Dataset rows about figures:
— start —

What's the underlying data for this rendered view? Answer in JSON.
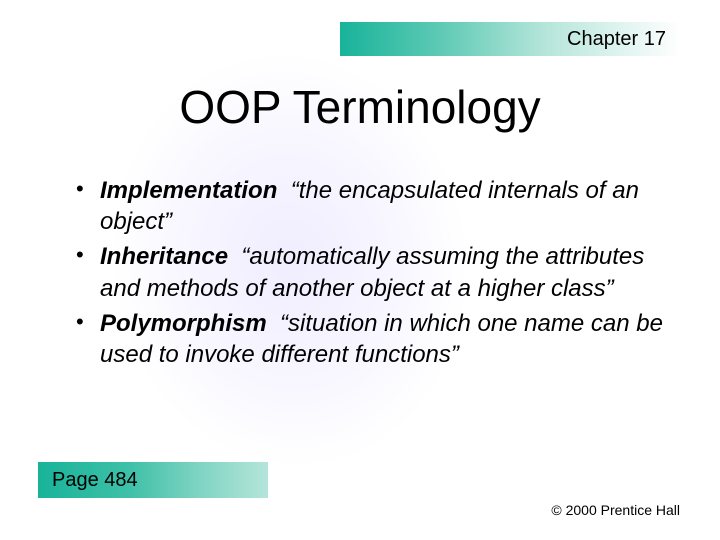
{
  "header": {
    "chapter_label": "Chapter 17",
    "bar_gradient_start": "#18b39a",
    "bar_gradient_end": "#ffffff"
  },
  "title": "OOP Terminology",
  "bullets": [
    {
      "term": "Implementation",
      "definition": "“the encapsulated internals of an object”"
    },
    {
      "term": "Inheritance",
      "definition": "“automatically assuming the attributes and methods of another object at a higher class”"
    },
    {
      "term": "Polymorphism",
      "definition": "“situation in which one name can be used to invoke different functions”"
    }
  ],
  "footer": {
    "page_label": "Page 484",
    "copyright": "© 2000 Prentice Hall",
    "bar_gradient_start": "#18b39a",
    "bar_gradient_end": "#b5e5da"
  },
  "styling": {
    "background_color": "#ffffff",
    "title_fontsize": 46,
    "body_fontsize": 24,
    "small_fontsize": 14,
    "font_family": "Comic Sans MS",
    "text_color": "#000000",
    "bg_shape_tint": "#e6e1ff"
  }
}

— end —

**GIVEN INSTRUCTION**:
Across the material above, how many lines include the string "ffffff"? Only the number is wanted.

**TASK SOLUTION**:
2